Repeat exactly, and only, the lines from the one holding "Transcribe this image's" through the last line of the records below.

________________________________________

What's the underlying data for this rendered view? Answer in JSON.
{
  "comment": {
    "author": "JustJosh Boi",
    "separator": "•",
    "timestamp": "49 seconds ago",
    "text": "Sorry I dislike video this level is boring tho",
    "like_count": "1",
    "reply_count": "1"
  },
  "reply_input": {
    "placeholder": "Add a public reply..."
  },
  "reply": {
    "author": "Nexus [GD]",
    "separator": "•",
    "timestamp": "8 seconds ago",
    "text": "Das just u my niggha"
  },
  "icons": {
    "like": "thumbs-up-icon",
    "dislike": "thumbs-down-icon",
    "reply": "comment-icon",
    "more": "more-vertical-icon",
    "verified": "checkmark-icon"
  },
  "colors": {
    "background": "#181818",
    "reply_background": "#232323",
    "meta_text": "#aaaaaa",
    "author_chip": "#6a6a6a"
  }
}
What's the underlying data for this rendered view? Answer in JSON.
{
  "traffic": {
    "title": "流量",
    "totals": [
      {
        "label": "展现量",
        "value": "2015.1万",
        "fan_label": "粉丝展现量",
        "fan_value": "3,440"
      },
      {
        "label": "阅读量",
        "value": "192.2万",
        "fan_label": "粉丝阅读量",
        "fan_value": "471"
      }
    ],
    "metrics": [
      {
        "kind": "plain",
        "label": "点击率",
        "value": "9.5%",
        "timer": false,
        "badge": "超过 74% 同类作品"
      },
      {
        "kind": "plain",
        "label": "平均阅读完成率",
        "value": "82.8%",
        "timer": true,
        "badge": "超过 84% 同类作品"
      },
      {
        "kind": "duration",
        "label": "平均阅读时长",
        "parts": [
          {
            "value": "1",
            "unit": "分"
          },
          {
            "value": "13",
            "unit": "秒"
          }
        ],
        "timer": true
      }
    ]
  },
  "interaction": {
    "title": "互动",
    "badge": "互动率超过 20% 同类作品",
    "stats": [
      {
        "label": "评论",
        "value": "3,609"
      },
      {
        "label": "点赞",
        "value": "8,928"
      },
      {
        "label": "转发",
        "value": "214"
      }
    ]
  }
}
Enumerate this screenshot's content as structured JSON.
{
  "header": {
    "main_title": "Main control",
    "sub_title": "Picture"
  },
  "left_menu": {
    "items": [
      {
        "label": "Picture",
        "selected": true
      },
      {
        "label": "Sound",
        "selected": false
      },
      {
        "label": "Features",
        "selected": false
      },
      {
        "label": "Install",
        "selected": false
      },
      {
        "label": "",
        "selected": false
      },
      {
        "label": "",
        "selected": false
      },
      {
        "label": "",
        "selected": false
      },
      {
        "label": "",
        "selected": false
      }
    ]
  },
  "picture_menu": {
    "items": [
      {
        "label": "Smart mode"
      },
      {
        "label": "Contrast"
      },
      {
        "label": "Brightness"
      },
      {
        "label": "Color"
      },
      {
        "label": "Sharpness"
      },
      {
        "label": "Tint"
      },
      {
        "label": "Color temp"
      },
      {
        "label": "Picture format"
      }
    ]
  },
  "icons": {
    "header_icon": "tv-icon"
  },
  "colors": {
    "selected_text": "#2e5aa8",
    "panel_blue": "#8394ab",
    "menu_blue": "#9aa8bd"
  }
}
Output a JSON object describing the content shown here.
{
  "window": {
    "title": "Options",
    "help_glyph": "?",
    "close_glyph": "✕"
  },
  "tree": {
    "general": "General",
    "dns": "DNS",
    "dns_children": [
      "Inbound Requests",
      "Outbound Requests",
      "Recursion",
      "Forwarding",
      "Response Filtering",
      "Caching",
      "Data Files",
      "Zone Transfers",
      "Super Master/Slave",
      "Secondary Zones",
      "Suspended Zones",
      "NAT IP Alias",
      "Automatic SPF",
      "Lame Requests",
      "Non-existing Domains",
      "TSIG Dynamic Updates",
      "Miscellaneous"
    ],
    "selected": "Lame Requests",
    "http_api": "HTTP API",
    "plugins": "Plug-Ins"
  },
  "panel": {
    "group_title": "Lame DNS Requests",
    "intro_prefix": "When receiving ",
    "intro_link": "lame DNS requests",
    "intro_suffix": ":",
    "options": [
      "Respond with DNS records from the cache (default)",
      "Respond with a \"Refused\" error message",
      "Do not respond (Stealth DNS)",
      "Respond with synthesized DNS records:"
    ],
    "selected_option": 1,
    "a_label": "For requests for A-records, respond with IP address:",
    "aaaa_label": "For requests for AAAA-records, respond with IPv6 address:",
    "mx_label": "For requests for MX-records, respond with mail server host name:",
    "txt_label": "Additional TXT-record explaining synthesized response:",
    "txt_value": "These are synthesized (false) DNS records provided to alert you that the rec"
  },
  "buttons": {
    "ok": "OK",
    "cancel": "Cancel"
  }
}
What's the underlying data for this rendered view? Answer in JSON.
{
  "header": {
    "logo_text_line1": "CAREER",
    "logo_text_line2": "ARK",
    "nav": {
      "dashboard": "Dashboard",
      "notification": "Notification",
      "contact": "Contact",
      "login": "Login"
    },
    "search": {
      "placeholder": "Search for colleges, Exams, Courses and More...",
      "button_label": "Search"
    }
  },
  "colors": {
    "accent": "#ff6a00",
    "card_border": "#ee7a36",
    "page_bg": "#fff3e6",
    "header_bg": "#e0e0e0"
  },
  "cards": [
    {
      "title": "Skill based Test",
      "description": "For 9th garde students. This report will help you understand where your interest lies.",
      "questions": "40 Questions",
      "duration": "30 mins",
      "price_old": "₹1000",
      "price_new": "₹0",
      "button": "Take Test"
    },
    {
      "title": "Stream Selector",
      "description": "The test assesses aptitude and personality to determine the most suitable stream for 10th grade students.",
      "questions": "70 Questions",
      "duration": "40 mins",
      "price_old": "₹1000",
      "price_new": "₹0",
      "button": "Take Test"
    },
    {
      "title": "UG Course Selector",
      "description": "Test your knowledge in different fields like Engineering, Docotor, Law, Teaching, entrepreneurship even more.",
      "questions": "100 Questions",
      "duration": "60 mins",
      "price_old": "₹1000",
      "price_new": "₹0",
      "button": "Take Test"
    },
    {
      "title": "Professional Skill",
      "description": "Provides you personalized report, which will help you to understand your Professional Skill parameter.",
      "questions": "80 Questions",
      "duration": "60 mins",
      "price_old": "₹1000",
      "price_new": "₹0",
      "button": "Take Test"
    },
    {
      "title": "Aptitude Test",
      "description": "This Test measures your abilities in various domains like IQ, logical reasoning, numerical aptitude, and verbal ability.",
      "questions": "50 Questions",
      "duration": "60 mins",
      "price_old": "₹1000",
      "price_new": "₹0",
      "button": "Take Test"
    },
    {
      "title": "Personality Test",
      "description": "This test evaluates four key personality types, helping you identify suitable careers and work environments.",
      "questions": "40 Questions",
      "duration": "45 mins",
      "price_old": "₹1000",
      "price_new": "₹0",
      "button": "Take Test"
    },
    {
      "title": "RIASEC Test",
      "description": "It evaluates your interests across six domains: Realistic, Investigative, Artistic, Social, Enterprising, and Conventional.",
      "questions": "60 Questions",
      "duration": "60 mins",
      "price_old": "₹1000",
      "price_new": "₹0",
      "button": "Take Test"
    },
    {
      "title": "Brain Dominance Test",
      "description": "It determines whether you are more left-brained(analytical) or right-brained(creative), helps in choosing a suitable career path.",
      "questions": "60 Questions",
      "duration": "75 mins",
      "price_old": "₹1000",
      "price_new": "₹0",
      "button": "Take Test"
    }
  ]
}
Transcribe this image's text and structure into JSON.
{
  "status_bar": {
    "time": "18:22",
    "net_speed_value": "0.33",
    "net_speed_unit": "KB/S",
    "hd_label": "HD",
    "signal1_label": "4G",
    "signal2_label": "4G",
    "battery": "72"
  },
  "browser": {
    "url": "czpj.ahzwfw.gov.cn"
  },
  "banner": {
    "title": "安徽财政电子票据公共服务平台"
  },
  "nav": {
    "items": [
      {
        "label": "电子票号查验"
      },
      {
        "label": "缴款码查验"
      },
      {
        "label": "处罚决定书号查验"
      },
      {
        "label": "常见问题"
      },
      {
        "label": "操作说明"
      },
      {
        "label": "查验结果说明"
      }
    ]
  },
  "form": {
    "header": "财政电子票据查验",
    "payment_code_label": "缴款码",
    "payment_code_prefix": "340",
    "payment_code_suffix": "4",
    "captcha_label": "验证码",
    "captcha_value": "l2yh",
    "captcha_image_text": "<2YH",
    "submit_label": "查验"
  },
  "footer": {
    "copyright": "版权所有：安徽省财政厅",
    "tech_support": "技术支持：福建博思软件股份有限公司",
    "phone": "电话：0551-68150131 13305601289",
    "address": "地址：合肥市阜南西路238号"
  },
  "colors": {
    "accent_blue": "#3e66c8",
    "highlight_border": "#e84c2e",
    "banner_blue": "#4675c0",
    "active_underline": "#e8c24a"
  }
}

________________________________________

IN RESPONSE
Transcribe this image's text and structure into JSON.
{
  "status_bar": {
    "time": "18:22",
    "net_speed_value": "0.33",
    "net_speed_unit": "KB/S",
    "hd_label": "HD",
    "signal1_label": "4G",
    "signal2_label": "4G",
    "battery": "72"
  },
  "browser": {
    "url": "czpj.ahzwfw.gov.cn"
  },
  "banner": {
    "title": "安徽财政电子票据公共服务平台"
  },
  "nav": {
    "items": [
      {
        "label": "电子票号查验"
      },
      {
        "label": "缴款码查验"
      },
      {
        "label": "处罚决定书号查验"
      },
      {
        "label": "常见问题"
      },
      {
        "label": "操作说明"
      },
      {
        "label": "查验结果说明"
      }
    ]
  },
  "form": {
    "header": "财政电子票据查验",
    "payment_code_label": "缴款码",
    "payment_code_prefix": "340",
    "payment_code_suffix": "4",
    "captcha_label": "验证码",
    "captcha_value": "l2yh",
    "captcha_image_text": "<2YH",
    "submit_label": "查验"
  },
  "footer": {
    "copyright": "版权所有：安徽省财政厅",
    "tech_support": "技术支持：福建博思软件股份有限公司",
    "phone": "电话：0551-68150131 13305601289",
    "address": "地址：合肥市阜南西路238号"
  },
  "colors": {
    "accent_blue": "#3e66c8",
    "highlight_border": "#e84c2e",
    "banner_blue": "#4675c0",
    "active_underline": "#e8c24a"
  }
}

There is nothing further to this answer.